# Request
Every entry that follows needs to be repeated exactly.

# Listing

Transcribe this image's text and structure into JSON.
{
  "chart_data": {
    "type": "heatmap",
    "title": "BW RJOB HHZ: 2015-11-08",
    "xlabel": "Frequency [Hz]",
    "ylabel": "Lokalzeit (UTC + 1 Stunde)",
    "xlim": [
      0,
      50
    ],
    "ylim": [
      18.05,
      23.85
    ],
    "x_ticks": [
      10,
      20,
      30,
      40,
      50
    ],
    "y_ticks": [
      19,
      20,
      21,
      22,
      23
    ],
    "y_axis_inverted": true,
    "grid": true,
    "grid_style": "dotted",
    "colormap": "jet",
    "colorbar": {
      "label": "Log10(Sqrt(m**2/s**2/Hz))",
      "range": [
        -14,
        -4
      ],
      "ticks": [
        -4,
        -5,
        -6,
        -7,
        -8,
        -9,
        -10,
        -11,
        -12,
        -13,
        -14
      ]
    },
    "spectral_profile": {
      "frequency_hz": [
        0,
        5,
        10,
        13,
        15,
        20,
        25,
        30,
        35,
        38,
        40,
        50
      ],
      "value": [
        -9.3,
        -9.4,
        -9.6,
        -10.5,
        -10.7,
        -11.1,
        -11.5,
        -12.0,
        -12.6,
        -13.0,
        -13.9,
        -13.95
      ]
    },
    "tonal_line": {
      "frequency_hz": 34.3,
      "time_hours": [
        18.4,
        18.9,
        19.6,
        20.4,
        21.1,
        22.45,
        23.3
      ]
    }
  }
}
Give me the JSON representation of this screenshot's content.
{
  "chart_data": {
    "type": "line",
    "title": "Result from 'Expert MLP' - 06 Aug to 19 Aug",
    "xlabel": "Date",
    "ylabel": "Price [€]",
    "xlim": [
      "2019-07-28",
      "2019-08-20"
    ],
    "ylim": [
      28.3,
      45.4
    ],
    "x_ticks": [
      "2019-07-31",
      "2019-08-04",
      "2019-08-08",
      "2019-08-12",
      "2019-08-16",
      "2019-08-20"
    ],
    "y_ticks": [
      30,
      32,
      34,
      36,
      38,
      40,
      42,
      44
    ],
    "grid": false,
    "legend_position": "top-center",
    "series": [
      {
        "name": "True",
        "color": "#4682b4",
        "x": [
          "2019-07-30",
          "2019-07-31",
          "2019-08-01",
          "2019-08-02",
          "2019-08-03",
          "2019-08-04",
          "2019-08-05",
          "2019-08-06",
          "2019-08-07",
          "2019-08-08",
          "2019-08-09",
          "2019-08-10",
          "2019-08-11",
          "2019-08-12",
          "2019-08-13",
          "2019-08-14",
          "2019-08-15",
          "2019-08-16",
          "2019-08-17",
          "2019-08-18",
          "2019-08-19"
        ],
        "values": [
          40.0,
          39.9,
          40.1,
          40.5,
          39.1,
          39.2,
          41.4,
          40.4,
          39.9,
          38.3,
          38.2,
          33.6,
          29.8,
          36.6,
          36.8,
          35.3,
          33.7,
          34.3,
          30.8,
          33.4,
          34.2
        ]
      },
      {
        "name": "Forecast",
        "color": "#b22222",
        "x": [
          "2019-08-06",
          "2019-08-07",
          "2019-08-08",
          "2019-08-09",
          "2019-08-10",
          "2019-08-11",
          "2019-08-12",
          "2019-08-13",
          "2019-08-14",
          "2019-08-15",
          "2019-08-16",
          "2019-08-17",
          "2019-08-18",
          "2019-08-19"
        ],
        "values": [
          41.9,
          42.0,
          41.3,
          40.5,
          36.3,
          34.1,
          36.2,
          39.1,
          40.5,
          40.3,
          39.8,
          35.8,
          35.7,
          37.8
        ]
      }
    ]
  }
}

# Solved exercise
Transcribe this image's text and structure into JSON.
{
  "chart_data": {
    "type": "heatmap",
    "title": "BW RJOB HHZ: 2015-11-08",
    "xlabel": "Frequency [Hz]",
    "ylabel": "Lokalzeit (UTC + 1 Stunde)",
    "xlim": [
      0,
      50
    ],
    "ylim": [
      18.05,
      23.85
    ],
    "x_ticks": [
      10,
      20,
      30,
      40,
      50
    ],
    "y_ticks": [
      19,
      20,
      21,
      22,
      23
    ],
    "y_axis_inverted": true,
    "grid": true,
    "grid_style": "dotted",
    "colormap": "jet",
    "colorbar": {
      "label": "Log10(Sqrt(m**2/s**2/Hz))",
      "range": [
        -14,
        -4
      ],
      "ticks": [
        -4,
        -5,
        -6,
        -7,
        -8,
        -9,
        -10,
        -11,
        -12,
        -13,
        -14
      ]
    },
    "spectral_profile": {
      "frequency_hz": [
        0,
        5,
        10,
        13,
        15,
        20,
        25,
        30,
        35,
        38,
        40,
        50
      ],
      "value": [
        -9.3,
        -9.4,
        -9.6,
        -10.5,
        -10.7,
        -11.1,
        -11.5,
        -12.0,
        -12.6,
        -13.0,
        -13.9,
        -13.95
      ]
    },
    "tonal_line": {
      "frequency_hz": 34.3,
      "time_hours": [
        18.4,
        18.9,
        19.6,
        20.4,
        21.1,
        22.45,
        23.3
      ]
    }
  }
}
Give me the JSON representation of this screenshot's content.
{
  "chart_data": {
    "type": "line",
    "title": "Result from 'Expert MLP' - 06 Aug to 19 Aug",
    "xlabel": "Date",
    "ylabel": "Price [€]",
    "xlim": [
      "2019-07-28",
      "2019-08-20"
    ],
    "ylim": [
      28.3,
      45.4
    ],
    "x_ticks": [
      "2019-07-31",
      "2019-08-04",
      "2019-08-08",
      "2019-08-12",
      "2019-08-16",
      "2019-08-20"
    ],
    "y_ticks": [
      30,
      32,
      34,
      36,
      38,
      40,
      42,
      44
    ],
    "grid": false,
    "legend_position": "top-center",
    "series": [
      {
        "name": "True",
        "color": "#4682b4",
        "x": [
          "2019-07-30",
          "2019-07-31",
          "2019-08-01",
          "2019-08-02",
          "2019-08-03",
          "2019-08-04",
          "2019-08-05",
          "2019-08-06",
          "2019-08-07",
          "2019-08-08",
          "2019-08-09",
          "2019-08-10",
          "2019-08-11",
          "2019-08-12",
          "2019-08-13",
          "2019-08-14",
          "2019-08-15",
          "2019-08-16",
          "2019-08-17",
          "2019-08-18",
          "2019-08-19"
        ],
        "values": [
          40.0,
          39.9,
          40.1,
          40.5,
          39.1,
          39.2,
          41.4,
          40.4,
          39.9,
          38.3,
          38.2,
          33.6,
          29.8,
          36.6,
          36.8,
          35.3,
          33.7,
          34.3,
          30.8,
          33.4,
          34.2
        ]
      },
      {
        "name": "Forecast",
        "color": "#b22222",
        "x": [
          "2019-08-06",
          "2019-08-07",
          "2019-08-08",
          "2019-08-09",
          "2019-08-10",
          "2019-08-11",
          "2019-08-12",
          "2019-08-13",
          "2019-08-14",
          "2019-08-15",
          "2019-08-16",
          "2019-08-17",
          "2019-08-18",
          "2019-08-19"
        ],
        "values": [
          41.9,
          42.0,
          41.3,
          40.5,
          36.3,
          34.1,
          36.2,
          39.1,
          40.5,
          40.3,
          39.8,
          35.8,
          35.7,
          37.8
        ]
      }
    ]
  }
}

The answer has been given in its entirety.